Task statement
Reproduce the part of the free consent study notes that opens with the words containing "- The representation must be made" and closes with "to this statement?", keeping every word and mark unchanged.

This Free Consent – CA Foundation Law Study Material is designed strictly as per the latest syllabus and exam pattern.
Free Consent – CA Foundation Business Law Study Material
Define Fraud. What are the essential elements of Fraud?
According to Section 17 of the Indian Contract Act, 1872, Fraud means and includes any of the following acts, committed by a party to contract, or with his connivance or by his agent, with intent to deceive another party or his agent, to induce him to enter into the contract:
- the suggestion, as a fact, of that which is not true, by one who does not believe it to be true;
- the active concealment of a fact by one having knowledge or belief of the fact;
- a promise made without the intention of performing it;
- any other act fitted to deceive;
- any such act or omission as the law specifically declares to be fraudulent.
The following are the essential elements of the fraud:
- There must be a representation or assertion and it must be false. Active concealment may also amount to fraud.
- The representation must be regarding a material fact of a contract.
- The representation must be made before the conclusion of the contract.
- The representation or assertion or concealment must be done with the positive knowledge of falsehood or recklessly not caring whether it is true or false.
- The misrepresentation or concealment of fact must be done with the intention to deceive the other part}’ and to cause him to enter into a contract.
- The other party must have relied on the misrepresentation or assertion.
- The other party relying on the misrepresentation must have suffered loss consequently.
“Mere silence as to facts is no fraud”. What are the exceptions to this statement?
Define fraud. Whether “mere silence will amount to fraud” as per the Indian Contract Act, 1872?
As a general rule silence as to material facts regarding the contract does not amount to fraud, since, the contracting party is under no obligation to give full disclosure to the other party on account of the Rule of Caveat Emptor. However, he must refrain from active concealment of the facts relating to the contract. Thus mere silence is no fraud.

Data shown

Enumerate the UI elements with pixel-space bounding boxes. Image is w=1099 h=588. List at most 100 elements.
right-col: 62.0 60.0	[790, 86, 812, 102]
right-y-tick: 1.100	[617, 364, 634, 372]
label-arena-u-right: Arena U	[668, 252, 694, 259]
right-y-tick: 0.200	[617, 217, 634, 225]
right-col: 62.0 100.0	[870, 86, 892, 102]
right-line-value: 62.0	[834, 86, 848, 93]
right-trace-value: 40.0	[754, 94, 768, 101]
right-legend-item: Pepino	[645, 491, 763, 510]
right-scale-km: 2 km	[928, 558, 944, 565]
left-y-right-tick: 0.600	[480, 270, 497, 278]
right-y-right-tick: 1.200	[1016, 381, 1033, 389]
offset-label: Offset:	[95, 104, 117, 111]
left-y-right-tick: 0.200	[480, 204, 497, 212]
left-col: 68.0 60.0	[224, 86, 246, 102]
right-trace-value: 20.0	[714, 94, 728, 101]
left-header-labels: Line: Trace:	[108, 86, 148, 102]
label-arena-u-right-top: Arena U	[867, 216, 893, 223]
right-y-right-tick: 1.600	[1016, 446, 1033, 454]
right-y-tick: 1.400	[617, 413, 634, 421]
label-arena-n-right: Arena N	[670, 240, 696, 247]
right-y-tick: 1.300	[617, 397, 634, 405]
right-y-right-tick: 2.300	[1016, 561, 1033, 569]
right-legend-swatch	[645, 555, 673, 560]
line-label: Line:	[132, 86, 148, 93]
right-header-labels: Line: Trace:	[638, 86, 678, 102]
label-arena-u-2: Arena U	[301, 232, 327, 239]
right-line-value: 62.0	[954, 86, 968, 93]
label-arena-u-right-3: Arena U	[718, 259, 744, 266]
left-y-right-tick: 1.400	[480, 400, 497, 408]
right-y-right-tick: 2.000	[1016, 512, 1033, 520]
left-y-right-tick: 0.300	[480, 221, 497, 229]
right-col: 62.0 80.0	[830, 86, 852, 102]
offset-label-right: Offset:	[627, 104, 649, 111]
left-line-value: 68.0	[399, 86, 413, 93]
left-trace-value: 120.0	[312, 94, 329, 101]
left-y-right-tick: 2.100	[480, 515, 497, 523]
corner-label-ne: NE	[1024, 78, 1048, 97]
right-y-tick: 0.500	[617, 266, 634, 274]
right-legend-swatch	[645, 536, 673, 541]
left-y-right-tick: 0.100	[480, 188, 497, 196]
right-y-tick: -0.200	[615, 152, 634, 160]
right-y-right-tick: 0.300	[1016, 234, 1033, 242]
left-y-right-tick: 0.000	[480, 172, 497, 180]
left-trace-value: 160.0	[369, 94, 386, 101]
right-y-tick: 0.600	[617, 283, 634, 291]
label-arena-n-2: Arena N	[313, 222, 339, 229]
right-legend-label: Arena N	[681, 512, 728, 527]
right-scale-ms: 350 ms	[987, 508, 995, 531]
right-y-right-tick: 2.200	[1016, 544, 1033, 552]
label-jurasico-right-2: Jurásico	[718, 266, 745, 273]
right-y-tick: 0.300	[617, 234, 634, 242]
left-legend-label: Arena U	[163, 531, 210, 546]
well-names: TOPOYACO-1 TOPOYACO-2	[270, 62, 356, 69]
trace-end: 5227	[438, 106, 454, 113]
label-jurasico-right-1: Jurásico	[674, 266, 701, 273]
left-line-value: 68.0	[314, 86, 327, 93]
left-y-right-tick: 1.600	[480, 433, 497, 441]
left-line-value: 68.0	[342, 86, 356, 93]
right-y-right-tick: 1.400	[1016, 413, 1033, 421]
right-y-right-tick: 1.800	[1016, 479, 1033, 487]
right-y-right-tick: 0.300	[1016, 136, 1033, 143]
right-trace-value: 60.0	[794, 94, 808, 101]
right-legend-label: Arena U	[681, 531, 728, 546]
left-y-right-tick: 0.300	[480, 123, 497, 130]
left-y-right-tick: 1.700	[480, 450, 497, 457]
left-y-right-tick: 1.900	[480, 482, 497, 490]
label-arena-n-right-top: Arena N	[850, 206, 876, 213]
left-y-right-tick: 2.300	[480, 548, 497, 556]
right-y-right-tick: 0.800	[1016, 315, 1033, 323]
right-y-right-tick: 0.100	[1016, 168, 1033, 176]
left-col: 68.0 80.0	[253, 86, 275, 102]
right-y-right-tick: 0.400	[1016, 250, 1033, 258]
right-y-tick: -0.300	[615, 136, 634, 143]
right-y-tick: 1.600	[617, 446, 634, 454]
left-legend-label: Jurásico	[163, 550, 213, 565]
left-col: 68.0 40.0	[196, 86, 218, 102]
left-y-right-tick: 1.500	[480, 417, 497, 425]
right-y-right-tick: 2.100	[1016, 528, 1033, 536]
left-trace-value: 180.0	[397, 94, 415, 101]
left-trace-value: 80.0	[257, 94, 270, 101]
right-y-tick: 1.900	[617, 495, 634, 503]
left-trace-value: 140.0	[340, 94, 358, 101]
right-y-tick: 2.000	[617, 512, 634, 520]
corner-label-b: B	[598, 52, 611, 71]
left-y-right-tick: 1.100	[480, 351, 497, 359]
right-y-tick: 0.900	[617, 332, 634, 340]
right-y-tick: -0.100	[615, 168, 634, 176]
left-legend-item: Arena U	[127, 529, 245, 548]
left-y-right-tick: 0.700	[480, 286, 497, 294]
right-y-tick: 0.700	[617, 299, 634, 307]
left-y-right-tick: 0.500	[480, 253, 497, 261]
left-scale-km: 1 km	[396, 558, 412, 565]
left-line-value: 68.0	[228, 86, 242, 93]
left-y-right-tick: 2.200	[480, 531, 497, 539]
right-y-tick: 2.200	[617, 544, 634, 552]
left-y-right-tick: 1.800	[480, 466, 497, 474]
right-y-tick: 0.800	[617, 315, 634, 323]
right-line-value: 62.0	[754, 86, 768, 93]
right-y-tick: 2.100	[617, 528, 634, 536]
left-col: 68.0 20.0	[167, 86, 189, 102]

Task answer
- The representation must be made before the conclusion of the contract.
- The representation or assertion or concealment must be done with the positive knowledge of falsehood or recklessly not caring whether it is true or false.
- The misrepresentation or concealment of fact must be done with the intention to deceive the other part}’ and to cause him to enter into a contract.
- The other party must have relied on the misrepresentation or assertion.
- The other party relying on the misrepresentation must have suffered loss consequently.
“Mere silence as to facts is no fraud”. What are the exceptions to this statement?